* **EXERCISE OBJECTIVE**
Find the lines below that contain the string "document". Copy each one.

— BEGIN DATA PROVIDED —

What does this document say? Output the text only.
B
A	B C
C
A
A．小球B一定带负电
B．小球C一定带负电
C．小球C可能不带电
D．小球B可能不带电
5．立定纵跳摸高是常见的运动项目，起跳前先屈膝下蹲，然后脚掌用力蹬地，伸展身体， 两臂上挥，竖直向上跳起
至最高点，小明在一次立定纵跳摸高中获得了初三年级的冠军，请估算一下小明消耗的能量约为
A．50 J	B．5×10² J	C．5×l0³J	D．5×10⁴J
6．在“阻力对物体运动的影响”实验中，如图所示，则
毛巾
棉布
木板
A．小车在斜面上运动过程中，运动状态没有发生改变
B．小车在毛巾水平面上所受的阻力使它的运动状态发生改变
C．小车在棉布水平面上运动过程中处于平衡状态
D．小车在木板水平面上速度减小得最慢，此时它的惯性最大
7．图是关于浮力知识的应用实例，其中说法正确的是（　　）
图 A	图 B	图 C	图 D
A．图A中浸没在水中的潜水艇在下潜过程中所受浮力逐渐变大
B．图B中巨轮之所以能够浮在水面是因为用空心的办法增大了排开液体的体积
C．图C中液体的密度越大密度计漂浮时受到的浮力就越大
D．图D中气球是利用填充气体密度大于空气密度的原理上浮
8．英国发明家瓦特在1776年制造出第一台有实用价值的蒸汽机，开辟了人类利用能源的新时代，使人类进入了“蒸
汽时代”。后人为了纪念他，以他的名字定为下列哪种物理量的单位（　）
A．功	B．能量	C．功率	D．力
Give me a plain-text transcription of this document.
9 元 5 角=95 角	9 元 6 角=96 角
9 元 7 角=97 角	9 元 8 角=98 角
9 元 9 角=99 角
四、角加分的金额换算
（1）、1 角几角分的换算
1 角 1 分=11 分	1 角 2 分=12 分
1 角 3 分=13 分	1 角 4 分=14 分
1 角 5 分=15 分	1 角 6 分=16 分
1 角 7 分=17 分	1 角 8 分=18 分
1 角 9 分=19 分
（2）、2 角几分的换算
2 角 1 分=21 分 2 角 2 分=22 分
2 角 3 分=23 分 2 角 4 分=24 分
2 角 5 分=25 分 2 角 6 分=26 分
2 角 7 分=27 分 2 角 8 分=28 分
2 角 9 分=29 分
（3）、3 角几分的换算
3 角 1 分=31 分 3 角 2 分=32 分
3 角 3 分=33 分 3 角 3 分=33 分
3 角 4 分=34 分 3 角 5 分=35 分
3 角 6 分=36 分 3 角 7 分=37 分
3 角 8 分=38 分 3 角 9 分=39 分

— END DATA PROVIDED —

* **PROBLEM SOLUTION**
What does this document say? Output the text only.
Give me a plain-text transcription of this document.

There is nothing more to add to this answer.